- [WHAT IS EXPECTED] Look through the data below and return each line where "time" appears.

Extracts from a graphics dataset
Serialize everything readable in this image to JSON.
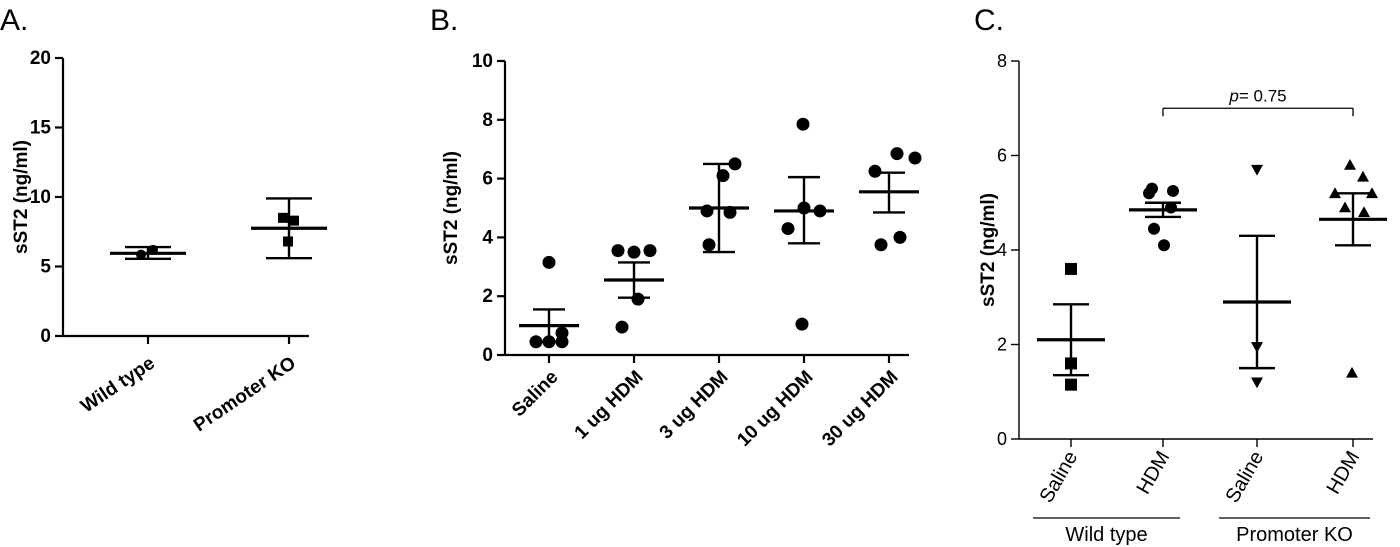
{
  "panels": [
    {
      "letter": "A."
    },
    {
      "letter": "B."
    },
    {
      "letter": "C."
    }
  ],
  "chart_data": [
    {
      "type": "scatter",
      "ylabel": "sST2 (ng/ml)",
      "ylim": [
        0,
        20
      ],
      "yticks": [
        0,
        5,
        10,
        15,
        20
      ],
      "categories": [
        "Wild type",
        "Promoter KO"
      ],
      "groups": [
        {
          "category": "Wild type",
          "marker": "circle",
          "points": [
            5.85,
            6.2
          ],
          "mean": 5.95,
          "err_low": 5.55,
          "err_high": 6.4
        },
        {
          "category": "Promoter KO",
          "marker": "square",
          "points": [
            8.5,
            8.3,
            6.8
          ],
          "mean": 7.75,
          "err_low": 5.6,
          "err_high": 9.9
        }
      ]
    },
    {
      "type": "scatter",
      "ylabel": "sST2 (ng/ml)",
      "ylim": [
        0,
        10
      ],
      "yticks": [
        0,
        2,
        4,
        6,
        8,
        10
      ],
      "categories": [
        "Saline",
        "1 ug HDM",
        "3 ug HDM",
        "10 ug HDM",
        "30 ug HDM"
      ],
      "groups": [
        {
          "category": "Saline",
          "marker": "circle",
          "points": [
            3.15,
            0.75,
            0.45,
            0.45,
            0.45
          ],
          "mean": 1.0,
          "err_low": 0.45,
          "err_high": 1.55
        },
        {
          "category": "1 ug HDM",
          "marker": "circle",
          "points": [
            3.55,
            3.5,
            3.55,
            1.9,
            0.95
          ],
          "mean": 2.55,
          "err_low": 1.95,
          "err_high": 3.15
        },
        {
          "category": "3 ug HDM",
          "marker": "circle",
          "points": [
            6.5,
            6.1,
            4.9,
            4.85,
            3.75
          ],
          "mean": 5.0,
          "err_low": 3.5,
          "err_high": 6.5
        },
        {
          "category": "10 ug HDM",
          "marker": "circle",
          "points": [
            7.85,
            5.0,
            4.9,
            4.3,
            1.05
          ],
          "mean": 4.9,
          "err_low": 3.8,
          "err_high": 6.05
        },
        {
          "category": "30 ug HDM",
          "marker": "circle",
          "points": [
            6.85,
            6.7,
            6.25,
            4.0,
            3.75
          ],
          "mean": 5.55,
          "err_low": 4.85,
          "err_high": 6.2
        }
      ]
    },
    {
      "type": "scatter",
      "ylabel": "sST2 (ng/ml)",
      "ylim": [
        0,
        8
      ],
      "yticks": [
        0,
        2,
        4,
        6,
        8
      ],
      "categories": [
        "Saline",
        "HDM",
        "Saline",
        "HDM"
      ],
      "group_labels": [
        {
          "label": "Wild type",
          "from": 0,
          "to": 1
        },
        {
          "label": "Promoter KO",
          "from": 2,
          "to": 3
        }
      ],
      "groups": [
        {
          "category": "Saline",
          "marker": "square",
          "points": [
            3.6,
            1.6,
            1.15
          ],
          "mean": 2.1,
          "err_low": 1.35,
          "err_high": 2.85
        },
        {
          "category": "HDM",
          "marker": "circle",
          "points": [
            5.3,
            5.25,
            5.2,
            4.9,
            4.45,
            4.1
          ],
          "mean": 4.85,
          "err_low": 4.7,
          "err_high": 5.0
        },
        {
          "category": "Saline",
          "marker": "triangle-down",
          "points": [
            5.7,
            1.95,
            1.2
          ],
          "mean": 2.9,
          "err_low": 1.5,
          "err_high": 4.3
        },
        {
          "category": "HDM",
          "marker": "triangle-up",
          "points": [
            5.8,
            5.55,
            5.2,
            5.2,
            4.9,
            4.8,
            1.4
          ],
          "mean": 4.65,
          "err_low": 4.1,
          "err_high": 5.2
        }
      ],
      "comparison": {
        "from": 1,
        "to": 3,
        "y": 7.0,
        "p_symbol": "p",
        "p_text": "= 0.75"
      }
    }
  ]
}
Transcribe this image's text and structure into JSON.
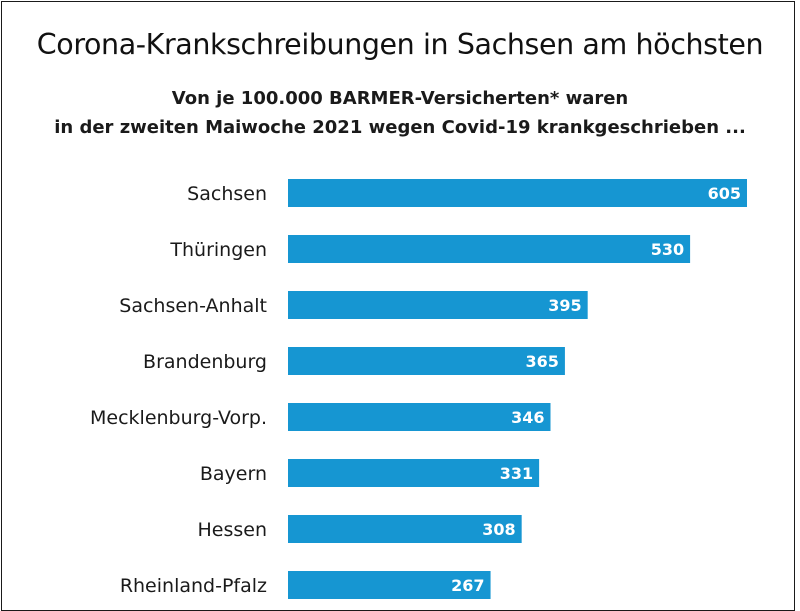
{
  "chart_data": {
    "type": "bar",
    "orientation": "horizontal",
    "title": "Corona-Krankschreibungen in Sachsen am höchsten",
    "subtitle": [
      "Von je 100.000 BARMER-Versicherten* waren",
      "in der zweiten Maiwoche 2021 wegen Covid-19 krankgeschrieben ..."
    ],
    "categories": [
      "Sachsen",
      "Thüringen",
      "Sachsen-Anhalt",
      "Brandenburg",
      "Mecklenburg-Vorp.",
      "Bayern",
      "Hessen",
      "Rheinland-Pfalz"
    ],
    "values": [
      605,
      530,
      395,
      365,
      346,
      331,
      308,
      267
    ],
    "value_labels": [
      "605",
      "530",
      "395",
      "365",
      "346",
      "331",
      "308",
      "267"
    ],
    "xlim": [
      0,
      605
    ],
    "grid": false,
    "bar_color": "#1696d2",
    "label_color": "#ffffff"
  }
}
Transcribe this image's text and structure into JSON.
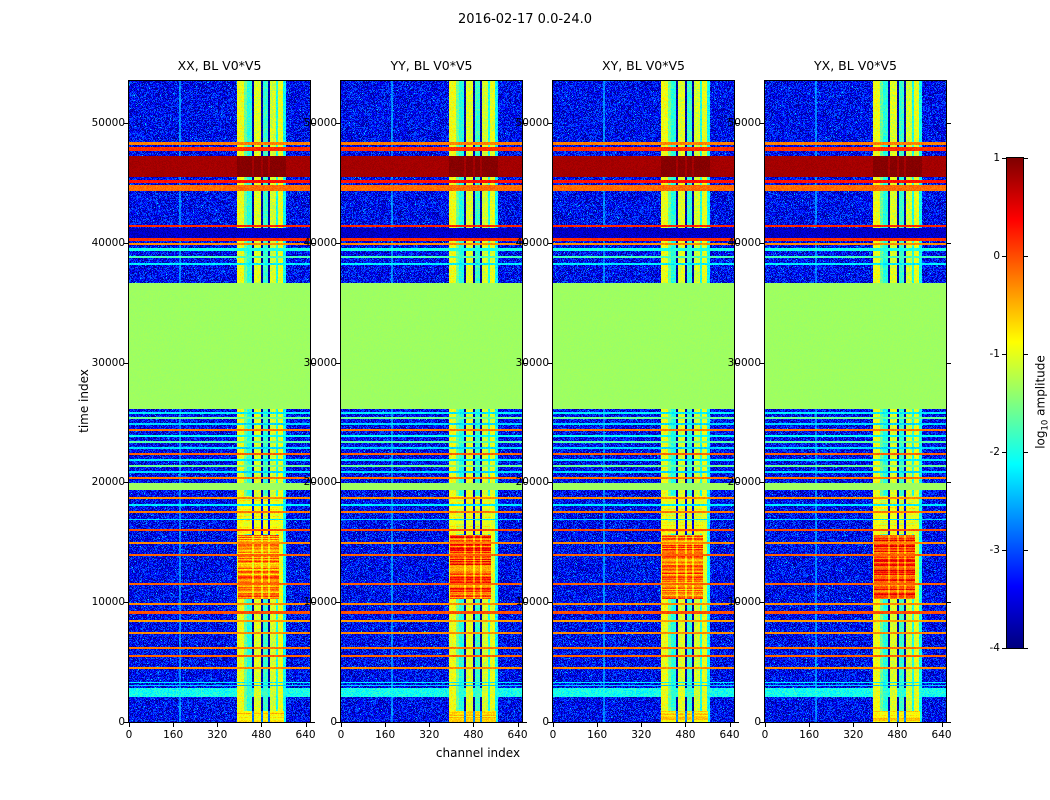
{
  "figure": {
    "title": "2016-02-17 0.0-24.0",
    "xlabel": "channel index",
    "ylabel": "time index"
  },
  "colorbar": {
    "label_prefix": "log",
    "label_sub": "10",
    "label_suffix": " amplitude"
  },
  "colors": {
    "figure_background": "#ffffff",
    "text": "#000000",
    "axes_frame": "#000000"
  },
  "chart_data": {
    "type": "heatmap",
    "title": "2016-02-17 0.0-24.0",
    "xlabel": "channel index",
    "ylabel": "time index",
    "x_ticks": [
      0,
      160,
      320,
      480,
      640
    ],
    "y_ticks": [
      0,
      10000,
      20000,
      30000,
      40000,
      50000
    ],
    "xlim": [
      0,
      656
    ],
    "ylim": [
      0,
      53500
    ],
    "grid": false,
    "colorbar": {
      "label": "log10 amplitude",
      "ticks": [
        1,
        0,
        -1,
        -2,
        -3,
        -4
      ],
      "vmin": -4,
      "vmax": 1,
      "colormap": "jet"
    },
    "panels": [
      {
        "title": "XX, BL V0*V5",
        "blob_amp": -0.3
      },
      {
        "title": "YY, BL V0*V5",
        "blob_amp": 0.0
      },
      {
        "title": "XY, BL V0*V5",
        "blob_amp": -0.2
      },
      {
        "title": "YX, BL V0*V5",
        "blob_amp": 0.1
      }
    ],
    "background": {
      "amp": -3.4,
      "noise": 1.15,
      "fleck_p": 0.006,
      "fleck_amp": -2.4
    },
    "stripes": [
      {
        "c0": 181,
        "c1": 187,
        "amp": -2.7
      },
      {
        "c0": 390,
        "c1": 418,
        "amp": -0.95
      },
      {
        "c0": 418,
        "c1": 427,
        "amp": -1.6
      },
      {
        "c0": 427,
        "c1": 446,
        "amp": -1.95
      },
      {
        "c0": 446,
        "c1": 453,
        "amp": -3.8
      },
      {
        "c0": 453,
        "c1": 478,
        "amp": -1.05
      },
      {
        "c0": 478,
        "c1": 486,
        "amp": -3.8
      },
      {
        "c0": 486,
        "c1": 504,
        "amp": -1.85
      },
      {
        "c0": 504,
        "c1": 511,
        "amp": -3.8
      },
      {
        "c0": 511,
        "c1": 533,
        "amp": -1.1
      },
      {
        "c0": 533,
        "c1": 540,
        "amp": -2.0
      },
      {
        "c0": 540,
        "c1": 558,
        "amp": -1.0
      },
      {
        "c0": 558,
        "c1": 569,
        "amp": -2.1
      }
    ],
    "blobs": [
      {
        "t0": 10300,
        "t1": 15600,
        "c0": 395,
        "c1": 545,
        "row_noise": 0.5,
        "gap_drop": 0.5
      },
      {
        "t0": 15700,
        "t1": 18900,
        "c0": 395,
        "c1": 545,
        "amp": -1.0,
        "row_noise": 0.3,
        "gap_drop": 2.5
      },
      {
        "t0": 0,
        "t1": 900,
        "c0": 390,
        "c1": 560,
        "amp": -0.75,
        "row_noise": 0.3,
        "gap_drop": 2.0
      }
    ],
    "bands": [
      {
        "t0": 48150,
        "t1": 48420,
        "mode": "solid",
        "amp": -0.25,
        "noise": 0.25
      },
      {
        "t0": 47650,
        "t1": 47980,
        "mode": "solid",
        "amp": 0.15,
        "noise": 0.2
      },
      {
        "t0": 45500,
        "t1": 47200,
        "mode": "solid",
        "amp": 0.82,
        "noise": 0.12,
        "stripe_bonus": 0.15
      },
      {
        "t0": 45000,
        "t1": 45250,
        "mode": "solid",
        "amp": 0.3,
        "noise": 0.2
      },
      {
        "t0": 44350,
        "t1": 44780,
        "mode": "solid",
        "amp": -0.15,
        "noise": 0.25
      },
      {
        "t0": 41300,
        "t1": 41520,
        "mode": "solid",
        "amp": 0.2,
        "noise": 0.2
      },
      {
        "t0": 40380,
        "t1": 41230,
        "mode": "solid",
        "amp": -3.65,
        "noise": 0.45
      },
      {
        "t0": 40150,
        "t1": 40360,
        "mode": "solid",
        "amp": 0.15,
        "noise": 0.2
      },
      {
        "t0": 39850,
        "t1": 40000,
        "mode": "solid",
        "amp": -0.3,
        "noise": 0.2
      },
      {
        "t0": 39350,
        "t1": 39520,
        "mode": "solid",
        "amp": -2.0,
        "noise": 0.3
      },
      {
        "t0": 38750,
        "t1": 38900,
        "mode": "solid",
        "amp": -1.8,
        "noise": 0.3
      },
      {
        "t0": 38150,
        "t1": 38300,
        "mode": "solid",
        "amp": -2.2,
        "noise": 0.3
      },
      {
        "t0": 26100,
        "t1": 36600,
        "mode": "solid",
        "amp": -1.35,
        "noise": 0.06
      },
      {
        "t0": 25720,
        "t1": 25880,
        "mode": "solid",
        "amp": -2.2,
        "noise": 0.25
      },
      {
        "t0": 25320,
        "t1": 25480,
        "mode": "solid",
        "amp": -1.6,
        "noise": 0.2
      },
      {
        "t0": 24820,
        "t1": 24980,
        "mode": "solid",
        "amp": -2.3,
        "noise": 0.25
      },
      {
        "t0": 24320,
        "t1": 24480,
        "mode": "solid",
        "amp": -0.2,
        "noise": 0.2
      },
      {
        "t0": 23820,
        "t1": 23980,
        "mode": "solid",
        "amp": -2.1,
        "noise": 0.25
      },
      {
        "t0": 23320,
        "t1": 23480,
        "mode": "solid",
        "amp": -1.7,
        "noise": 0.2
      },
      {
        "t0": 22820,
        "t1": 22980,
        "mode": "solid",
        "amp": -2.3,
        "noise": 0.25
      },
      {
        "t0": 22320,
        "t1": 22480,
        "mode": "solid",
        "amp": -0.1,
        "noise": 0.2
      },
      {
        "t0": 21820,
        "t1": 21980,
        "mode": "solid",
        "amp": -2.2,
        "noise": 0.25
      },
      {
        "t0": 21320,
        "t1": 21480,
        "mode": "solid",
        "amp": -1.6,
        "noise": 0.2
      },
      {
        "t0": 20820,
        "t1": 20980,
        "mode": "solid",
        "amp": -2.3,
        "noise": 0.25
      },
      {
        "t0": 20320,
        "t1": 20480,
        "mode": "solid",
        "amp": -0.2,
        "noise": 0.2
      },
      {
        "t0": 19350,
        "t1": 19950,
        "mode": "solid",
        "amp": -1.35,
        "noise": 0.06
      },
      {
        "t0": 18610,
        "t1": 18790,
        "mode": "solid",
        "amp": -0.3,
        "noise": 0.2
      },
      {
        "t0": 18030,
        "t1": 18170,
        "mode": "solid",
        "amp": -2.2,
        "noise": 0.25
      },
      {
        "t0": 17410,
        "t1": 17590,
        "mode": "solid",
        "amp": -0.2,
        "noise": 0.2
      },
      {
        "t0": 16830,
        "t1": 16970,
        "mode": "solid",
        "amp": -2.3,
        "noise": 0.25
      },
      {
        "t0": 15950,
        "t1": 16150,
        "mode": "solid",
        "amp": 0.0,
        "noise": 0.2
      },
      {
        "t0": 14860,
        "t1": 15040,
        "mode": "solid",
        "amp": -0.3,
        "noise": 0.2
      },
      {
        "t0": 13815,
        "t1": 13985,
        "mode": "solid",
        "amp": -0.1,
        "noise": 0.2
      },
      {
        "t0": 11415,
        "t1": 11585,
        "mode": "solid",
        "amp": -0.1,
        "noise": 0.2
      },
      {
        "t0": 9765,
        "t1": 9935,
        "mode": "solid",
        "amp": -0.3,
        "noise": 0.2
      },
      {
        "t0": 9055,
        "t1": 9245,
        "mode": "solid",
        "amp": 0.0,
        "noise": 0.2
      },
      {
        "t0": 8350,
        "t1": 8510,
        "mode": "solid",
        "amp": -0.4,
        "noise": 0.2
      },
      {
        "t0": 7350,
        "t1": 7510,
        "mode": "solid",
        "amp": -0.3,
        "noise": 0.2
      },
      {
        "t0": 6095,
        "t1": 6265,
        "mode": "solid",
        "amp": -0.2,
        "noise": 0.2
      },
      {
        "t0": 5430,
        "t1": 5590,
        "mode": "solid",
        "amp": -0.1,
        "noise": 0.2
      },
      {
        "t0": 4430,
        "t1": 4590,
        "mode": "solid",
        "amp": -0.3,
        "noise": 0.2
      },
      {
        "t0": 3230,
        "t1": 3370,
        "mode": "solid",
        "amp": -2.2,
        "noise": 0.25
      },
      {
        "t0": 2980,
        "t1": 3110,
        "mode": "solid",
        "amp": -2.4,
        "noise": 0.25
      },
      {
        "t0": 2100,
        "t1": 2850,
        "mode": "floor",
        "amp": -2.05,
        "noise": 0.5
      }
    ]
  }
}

- [SOLUTION BELOW]
    "ylabel": "time index"
    "ylabel": "time index",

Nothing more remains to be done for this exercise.